* BEGIN *
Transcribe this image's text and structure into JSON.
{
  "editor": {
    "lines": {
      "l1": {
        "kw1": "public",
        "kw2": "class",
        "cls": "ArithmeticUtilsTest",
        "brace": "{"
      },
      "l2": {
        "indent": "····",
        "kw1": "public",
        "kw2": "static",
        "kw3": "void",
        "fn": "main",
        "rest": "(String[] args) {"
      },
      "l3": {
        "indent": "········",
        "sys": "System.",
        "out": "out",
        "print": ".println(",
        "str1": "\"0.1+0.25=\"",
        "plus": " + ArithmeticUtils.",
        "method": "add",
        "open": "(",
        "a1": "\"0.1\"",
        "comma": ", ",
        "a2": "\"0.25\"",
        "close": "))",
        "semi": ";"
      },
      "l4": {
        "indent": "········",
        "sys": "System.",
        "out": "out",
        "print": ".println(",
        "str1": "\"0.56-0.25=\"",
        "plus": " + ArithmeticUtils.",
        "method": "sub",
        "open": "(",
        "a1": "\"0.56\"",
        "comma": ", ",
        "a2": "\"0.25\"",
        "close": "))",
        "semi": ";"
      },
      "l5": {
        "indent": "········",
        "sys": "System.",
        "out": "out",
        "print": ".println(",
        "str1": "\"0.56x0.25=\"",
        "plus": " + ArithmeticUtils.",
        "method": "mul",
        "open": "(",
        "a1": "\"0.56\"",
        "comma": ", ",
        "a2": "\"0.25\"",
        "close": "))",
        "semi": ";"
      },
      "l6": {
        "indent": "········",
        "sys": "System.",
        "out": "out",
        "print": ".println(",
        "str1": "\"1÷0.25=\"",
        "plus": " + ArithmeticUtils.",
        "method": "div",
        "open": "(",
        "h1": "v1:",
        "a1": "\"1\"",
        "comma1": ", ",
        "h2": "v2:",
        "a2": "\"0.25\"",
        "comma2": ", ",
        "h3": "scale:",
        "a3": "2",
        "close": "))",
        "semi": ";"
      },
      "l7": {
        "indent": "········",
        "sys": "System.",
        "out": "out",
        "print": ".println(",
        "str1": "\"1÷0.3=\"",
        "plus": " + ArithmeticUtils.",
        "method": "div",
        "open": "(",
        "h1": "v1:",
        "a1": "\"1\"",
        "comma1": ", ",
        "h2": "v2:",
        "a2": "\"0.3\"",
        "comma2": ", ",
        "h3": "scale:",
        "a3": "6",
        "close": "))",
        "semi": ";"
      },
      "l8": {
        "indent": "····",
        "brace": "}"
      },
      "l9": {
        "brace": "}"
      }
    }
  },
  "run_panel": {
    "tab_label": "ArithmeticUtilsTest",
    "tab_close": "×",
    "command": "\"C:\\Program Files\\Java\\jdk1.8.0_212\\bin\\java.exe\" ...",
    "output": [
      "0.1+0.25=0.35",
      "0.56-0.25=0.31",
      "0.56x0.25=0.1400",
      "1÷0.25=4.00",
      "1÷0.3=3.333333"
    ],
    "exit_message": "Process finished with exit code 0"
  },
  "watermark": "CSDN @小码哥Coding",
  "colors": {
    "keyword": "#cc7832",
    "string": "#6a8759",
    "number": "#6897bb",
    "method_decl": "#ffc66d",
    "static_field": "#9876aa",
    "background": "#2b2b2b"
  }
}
* END *
* BEGIN *
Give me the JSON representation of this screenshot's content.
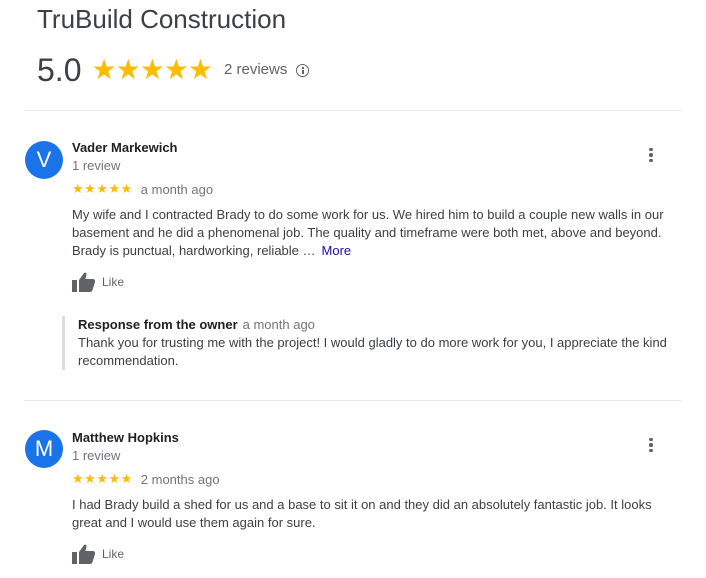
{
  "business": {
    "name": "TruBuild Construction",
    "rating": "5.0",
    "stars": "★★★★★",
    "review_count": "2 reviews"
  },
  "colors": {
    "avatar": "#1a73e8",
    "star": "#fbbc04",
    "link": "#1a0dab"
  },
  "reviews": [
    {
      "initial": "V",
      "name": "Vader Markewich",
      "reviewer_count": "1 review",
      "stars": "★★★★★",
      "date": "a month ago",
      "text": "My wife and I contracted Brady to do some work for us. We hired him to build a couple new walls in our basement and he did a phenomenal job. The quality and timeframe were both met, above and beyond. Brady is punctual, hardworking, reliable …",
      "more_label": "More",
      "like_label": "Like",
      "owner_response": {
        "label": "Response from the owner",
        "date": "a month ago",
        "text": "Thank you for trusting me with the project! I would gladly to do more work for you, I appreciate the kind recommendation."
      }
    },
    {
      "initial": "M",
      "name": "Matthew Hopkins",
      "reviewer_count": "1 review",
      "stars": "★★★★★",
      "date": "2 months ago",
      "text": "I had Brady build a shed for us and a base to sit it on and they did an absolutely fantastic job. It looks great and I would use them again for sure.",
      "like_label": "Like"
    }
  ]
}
* END *
* BEGIN *
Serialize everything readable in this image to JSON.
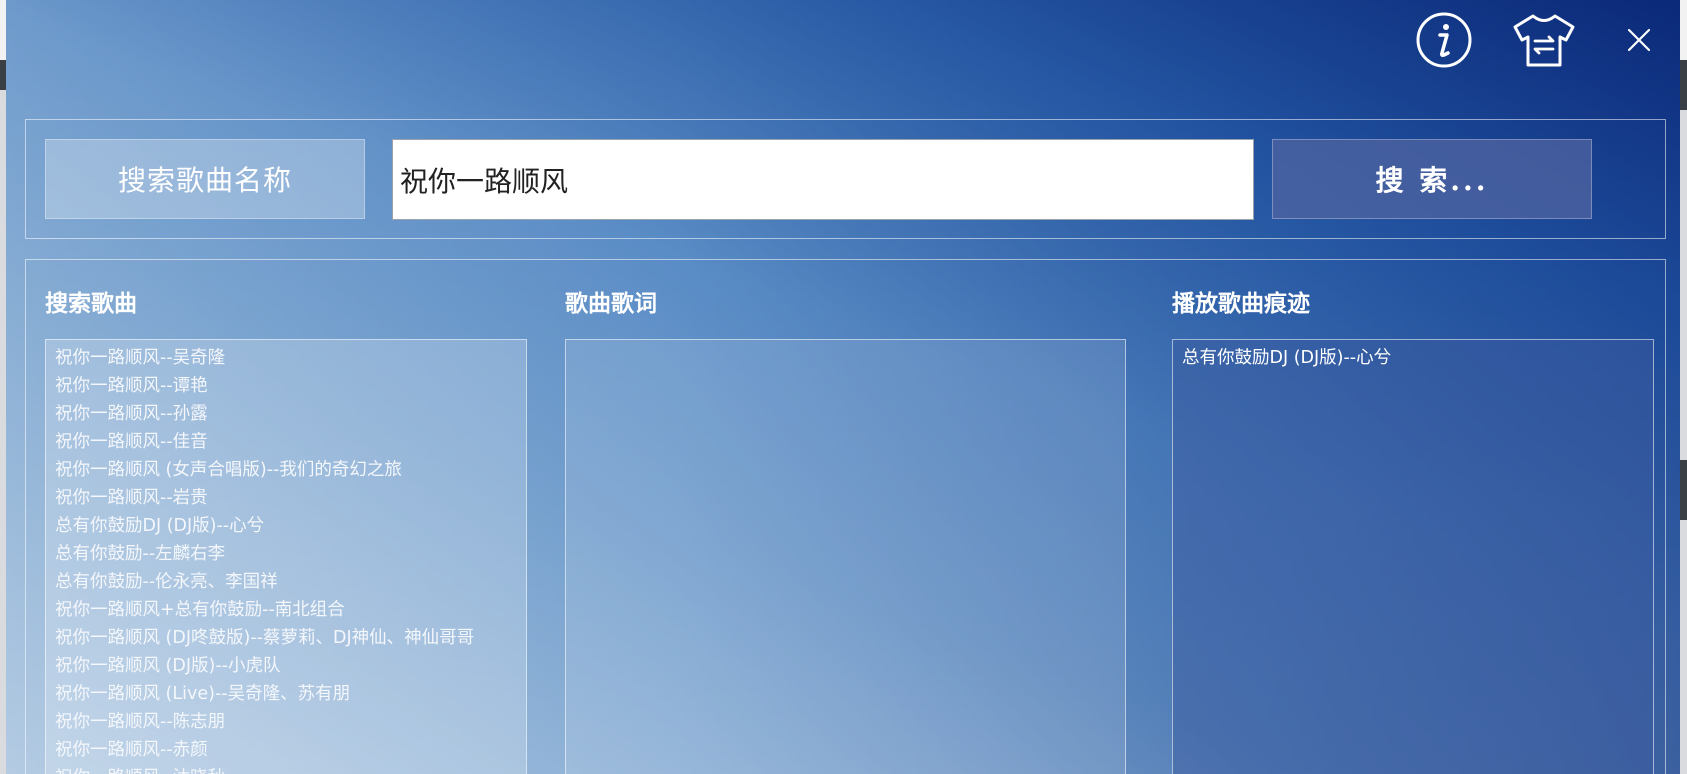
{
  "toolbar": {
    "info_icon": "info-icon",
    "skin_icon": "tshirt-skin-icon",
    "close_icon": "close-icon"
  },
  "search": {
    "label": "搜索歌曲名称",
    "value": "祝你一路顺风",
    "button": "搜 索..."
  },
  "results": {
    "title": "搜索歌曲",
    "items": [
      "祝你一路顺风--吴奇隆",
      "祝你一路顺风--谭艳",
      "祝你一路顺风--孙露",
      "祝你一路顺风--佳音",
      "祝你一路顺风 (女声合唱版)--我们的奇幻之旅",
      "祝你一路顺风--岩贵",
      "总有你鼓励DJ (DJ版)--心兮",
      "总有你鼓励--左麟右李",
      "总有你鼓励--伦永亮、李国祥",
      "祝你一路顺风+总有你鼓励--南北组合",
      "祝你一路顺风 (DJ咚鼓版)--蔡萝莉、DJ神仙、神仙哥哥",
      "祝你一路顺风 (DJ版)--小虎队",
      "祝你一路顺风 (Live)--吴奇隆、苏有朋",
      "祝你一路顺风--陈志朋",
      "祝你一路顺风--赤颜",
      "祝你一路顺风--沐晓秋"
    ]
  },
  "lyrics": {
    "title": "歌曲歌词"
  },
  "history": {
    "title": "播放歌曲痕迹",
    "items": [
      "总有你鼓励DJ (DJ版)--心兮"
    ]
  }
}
* END *
▶ [Aim]: Filter the entries down to the lines with the word "name" in them.

▶ [Exercise solution]:
    "name": "TruBuild Construction",
      "name": "Vader Markewich",
      "name": "Matthew Hopkins",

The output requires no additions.